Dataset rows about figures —
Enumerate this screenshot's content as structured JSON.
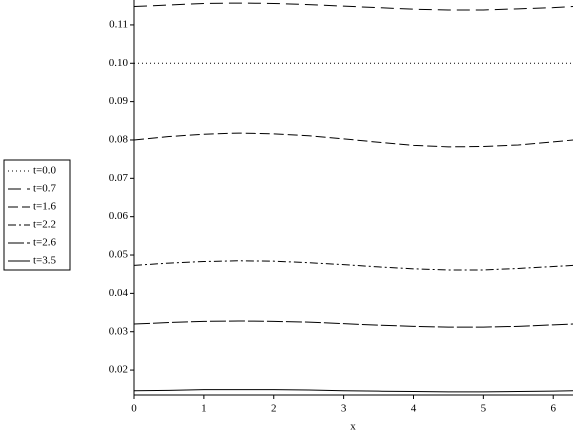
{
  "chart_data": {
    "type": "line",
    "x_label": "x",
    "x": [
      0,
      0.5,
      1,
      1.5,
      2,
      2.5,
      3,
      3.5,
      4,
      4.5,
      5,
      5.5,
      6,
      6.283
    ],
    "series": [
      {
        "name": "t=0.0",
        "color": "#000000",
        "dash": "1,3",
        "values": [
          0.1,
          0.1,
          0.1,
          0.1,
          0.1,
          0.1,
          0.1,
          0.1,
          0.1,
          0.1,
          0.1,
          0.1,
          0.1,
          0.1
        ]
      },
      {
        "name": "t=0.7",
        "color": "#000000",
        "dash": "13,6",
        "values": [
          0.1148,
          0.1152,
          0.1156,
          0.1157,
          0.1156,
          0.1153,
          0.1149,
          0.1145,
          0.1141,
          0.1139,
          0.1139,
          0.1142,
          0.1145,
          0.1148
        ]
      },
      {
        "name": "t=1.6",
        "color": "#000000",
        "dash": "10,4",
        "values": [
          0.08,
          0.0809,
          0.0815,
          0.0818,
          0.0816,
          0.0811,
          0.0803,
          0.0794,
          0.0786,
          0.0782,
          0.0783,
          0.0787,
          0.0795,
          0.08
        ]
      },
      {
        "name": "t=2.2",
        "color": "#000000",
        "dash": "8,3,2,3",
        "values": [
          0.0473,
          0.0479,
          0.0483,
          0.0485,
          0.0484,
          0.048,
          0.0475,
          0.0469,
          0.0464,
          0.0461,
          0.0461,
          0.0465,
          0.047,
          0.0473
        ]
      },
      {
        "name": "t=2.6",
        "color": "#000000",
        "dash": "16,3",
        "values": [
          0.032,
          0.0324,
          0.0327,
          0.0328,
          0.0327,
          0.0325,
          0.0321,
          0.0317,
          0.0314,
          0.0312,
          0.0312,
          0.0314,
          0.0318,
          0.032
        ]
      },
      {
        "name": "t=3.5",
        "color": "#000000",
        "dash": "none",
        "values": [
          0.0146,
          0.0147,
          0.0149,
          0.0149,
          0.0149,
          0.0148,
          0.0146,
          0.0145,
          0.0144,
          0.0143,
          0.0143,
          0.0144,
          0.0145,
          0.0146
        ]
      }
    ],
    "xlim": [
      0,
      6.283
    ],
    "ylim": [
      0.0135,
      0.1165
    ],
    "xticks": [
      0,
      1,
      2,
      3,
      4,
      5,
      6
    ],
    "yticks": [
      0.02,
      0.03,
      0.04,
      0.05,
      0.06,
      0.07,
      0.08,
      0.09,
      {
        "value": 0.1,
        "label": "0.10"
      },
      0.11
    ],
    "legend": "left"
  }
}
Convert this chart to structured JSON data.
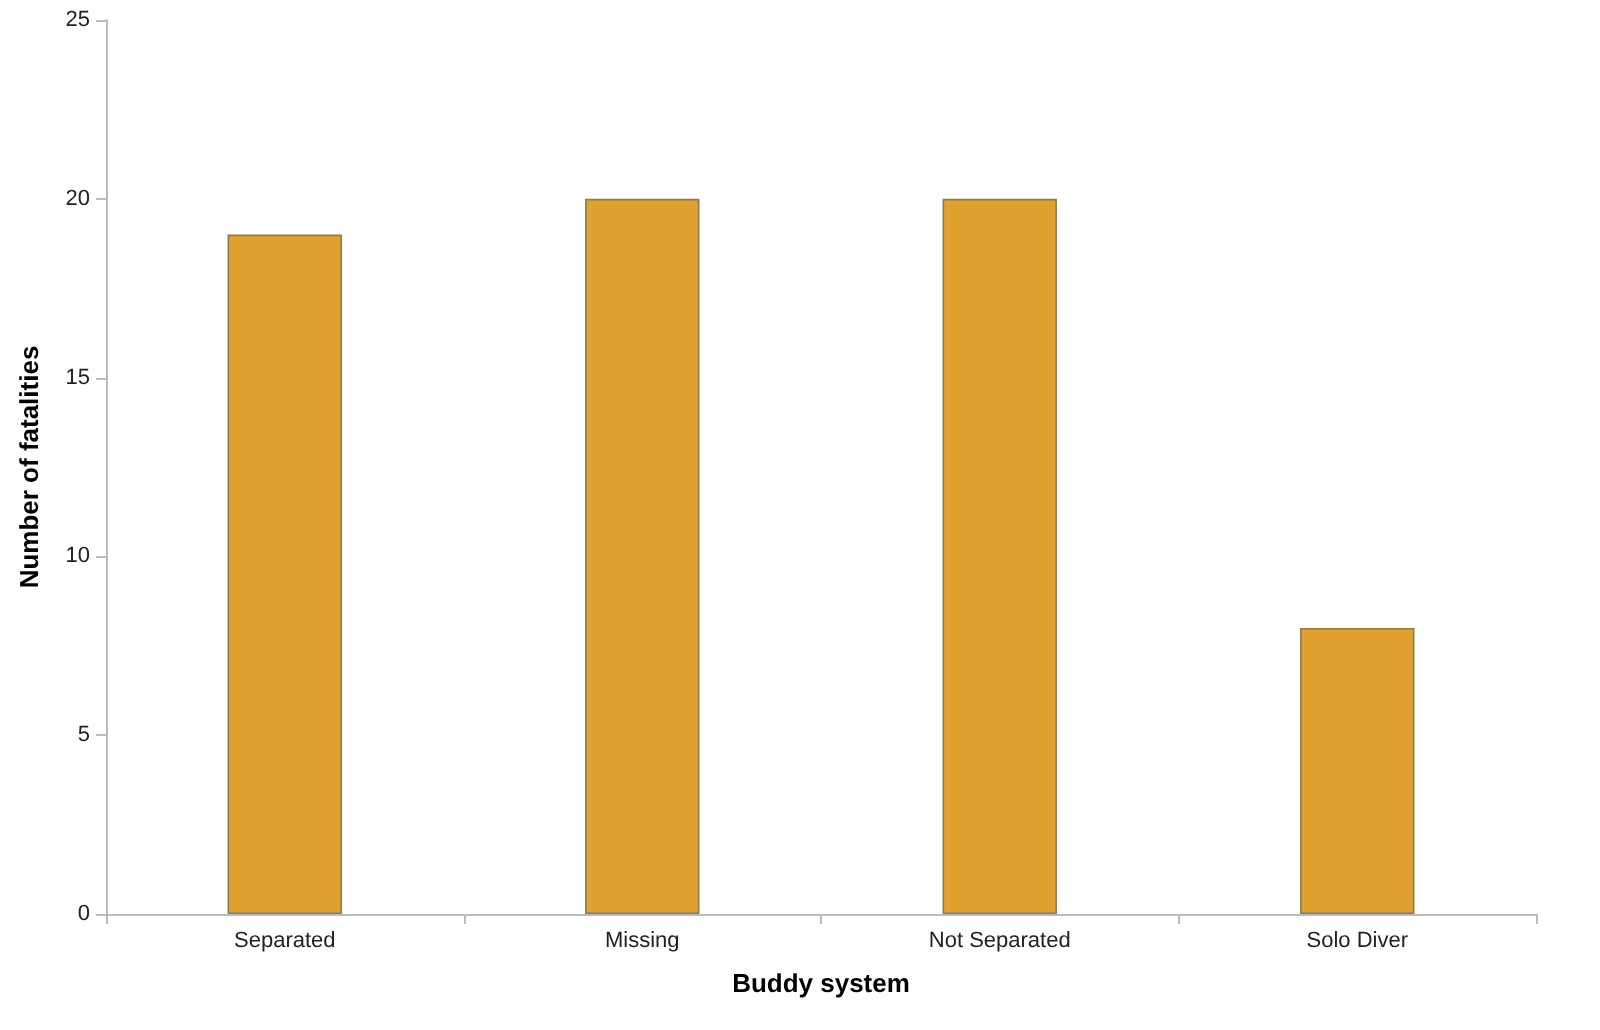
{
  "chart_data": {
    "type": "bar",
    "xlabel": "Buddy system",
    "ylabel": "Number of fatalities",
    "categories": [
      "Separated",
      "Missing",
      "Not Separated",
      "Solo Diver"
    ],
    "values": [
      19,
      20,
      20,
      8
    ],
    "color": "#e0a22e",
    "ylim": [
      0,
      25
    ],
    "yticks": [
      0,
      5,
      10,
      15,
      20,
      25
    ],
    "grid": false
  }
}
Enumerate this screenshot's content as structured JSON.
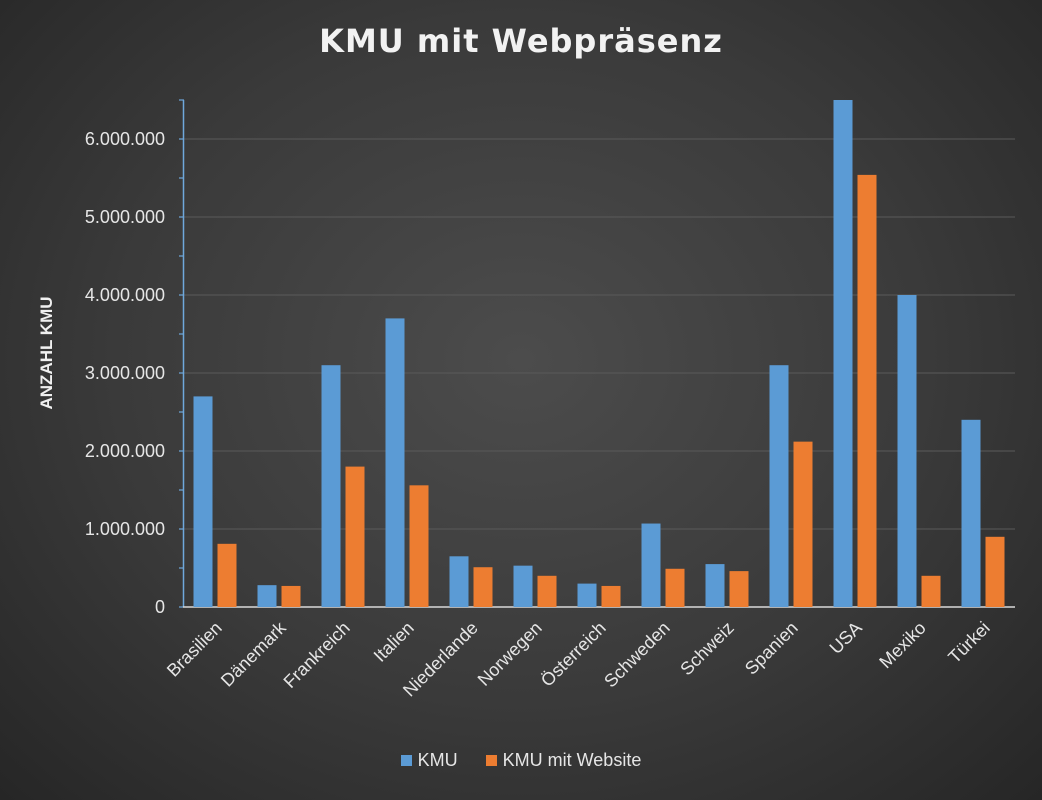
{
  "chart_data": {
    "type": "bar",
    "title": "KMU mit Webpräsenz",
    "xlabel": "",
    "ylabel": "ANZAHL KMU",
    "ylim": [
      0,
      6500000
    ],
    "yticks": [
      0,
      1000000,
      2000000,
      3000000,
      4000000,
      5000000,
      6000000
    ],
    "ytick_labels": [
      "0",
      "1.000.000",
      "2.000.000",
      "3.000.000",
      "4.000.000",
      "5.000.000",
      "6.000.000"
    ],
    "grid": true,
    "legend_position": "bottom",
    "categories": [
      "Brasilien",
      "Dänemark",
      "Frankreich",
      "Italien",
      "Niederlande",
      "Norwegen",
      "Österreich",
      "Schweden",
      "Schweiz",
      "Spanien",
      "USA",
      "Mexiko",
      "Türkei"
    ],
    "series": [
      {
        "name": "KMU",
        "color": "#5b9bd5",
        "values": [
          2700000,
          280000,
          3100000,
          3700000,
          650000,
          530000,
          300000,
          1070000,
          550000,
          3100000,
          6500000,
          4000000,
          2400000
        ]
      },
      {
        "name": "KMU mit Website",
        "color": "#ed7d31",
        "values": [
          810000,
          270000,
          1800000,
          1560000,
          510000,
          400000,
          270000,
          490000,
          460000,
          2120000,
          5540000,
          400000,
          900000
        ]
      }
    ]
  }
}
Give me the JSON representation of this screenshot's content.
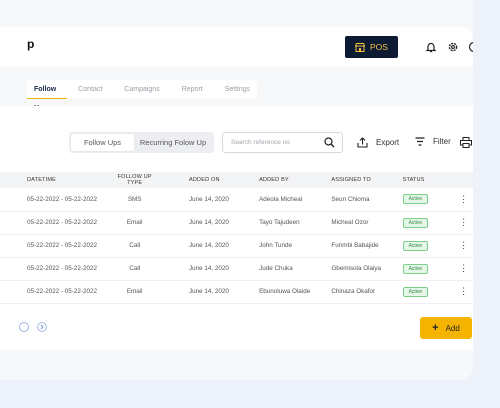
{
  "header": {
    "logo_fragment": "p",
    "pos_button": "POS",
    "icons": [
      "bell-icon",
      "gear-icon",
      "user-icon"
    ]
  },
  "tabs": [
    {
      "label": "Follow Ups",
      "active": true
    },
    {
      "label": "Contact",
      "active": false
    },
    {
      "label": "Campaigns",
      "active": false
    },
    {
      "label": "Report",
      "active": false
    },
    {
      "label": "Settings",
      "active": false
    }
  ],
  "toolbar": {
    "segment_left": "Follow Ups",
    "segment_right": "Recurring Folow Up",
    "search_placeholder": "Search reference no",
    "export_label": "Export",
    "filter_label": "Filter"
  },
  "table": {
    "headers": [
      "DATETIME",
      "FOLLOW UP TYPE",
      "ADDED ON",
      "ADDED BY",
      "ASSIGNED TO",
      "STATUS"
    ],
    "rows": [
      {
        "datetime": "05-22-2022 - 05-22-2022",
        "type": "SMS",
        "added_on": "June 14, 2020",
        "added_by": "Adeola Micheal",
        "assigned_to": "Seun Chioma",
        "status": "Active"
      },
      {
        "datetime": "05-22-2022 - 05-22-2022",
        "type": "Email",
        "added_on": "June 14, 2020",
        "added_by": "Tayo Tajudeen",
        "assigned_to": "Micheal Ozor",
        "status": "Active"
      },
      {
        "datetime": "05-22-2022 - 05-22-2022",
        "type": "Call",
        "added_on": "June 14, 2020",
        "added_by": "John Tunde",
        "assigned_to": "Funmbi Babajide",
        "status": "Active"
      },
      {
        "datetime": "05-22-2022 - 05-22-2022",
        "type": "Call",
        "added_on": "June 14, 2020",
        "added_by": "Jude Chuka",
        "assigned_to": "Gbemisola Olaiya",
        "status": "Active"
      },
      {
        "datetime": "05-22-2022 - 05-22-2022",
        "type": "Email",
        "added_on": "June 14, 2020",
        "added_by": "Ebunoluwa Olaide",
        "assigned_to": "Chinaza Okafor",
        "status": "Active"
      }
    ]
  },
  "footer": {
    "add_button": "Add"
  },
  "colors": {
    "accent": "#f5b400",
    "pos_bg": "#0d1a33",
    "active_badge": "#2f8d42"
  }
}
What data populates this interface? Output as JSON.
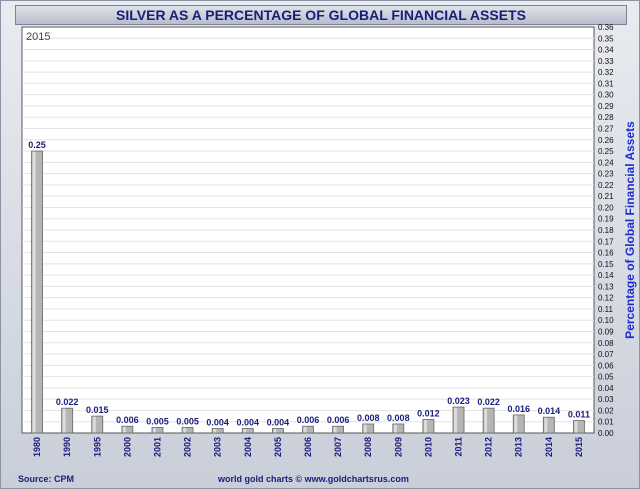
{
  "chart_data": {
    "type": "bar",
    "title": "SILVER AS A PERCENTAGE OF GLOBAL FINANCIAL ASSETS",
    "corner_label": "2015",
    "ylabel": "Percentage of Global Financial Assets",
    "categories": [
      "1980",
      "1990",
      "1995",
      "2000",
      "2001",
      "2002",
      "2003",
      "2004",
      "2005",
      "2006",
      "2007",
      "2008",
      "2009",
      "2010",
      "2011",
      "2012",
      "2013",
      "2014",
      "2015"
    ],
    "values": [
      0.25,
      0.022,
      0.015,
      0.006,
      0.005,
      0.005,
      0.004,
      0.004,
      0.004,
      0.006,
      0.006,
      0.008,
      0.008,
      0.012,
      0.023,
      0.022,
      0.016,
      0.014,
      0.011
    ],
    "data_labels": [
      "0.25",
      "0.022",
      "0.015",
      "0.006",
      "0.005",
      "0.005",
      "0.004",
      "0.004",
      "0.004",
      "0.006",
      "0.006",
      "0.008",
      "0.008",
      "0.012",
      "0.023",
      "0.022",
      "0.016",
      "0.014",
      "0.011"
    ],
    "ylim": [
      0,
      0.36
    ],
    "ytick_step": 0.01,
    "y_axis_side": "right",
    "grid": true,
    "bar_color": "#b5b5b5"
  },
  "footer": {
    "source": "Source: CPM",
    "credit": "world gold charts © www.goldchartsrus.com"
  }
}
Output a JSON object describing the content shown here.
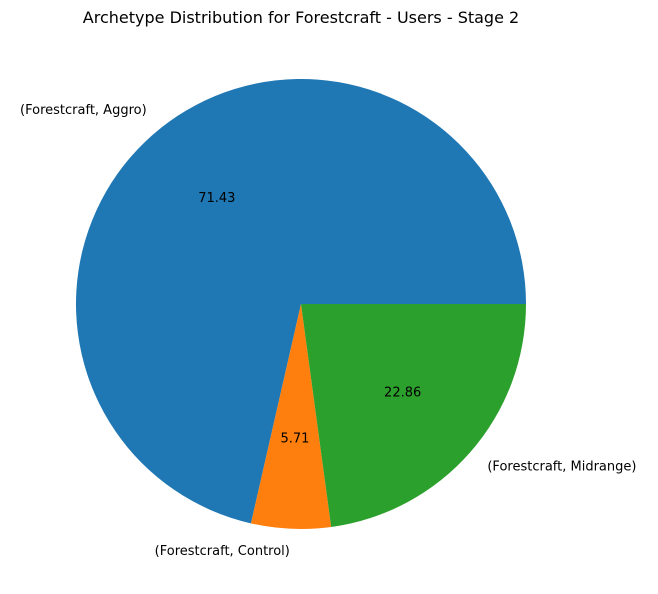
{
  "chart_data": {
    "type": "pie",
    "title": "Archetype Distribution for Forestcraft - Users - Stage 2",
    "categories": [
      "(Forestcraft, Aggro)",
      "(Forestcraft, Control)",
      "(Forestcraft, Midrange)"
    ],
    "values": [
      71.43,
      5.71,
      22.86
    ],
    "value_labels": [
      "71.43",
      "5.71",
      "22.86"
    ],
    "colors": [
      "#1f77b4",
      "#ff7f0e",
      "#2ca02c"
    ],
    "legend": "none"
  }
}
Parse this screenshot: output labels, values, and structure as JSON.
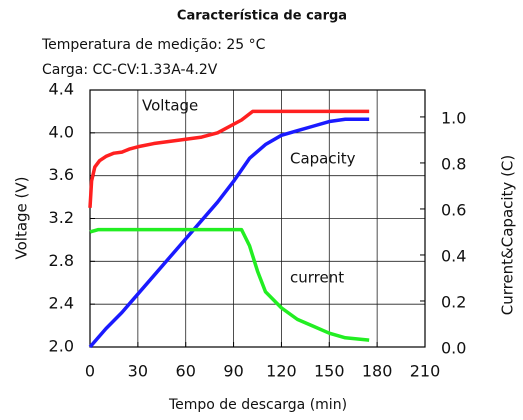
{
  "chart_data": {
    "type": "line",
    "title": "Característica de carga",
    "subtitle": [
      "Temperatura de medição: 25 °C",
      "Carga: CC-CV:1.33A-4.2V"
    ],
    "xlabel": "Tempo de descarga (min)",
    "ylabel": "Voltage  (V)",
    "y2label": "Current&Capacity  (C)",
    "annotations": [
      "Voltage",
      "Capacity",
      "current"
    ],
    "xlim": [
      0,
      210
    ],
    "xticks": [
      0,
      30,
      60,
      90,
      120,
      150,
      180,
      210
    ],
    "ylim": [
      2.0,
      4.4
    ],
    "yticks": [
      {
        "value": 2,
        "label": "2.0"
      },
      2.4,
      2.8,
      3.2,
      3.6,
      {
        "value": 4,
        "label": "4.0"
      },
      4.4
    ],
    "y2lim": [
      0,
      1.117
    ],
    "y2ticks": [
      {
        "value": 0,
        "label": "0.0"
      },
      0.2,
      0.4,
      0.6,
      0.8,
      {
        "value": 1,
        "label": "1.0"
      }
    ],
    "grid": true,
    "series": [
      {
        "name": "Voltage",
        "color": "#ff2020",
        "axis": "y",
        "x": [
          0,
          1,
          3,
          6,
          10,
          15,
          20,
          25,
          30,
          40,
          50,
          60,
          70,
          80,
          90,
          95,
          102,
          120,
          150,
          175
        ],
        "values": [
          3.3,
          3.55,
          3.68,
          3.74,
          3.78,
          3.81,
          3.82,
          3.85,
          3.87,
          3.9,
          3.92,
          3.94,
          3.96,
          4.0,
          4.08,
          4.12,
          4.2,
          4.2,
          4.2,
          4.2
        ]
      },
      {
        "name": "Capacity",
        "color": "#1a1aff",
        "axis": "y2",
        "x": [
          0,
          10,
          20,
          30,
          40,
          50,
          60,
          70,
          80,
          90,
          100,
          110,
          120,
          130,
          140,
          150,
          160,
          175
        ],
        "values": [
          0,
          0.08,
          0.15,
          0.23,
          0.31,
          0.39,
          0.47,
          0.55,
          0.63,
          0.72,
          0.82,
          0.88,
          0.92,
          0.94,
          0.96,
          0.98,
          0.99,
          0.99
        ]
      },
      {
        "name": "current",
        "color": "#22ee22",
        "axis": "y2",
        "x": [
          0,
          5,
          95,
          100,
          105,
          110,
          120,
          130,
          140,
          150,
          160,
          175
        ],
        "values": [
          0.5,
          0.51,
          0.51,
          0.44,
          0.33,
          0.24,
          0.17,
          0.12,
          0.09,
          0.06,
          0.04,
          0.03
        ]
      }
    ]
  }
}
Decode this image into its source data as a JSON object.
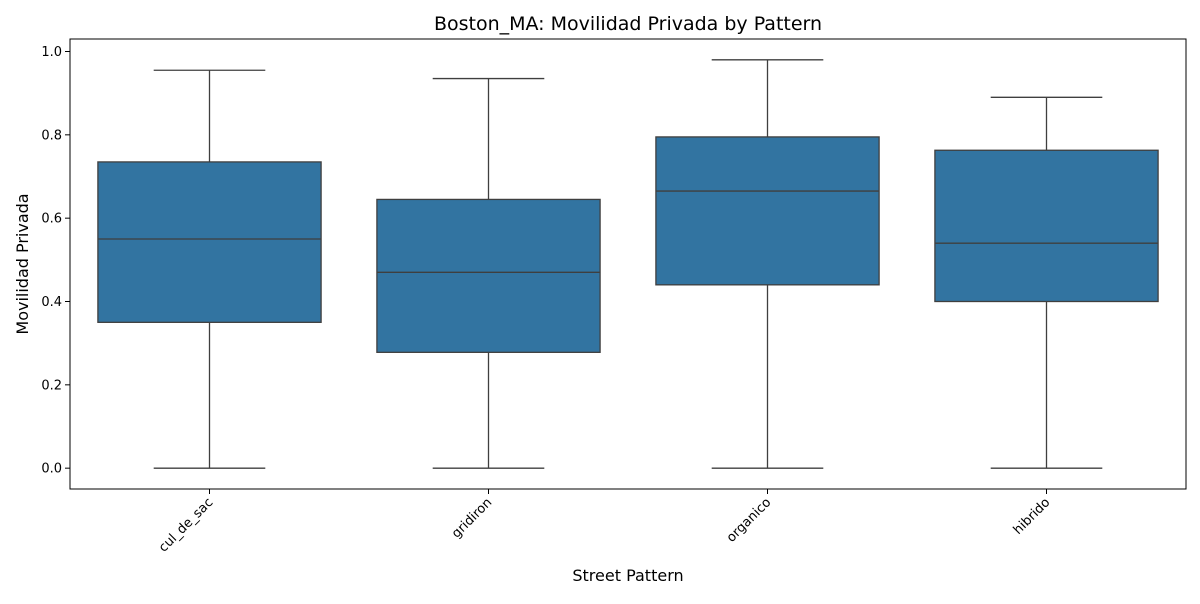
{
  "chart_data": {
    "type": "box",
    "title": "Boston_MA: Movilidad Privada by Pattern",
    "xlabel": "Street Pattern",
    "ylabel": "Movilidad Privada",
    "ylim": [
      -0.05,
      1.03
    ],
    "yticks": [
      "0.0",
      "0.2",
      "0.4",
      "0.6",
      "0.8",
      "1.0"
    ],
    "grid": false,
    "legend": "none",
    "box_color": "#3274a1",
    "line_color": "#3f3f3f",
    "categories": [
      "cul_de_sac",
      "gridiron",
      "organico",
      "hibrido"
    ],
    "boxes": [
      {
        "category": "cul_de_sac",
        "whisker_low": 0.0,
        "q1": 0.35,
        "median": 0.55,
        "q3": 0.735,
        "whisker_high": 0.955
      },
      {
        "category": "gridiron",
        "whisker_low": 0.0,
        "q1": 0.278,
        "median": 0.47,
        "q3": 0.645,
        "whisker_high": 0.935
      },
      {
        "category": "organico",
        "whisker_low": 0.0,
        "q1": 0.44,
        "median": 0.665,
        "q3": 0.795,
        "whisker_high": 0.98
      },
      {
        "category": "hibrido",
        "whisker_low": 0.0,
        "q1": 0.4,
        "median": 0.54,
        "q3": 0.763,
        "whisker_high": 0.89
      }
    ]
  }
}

The problem — Show the lines that mention the word "content".

Correct output —
Enumerate this screenshot's content as structured JSON.
Enumerate this screenshot's content as structured JSON.
Give me the JSON representation of this screenshot's content.
Output a JSON object describing the content shown here.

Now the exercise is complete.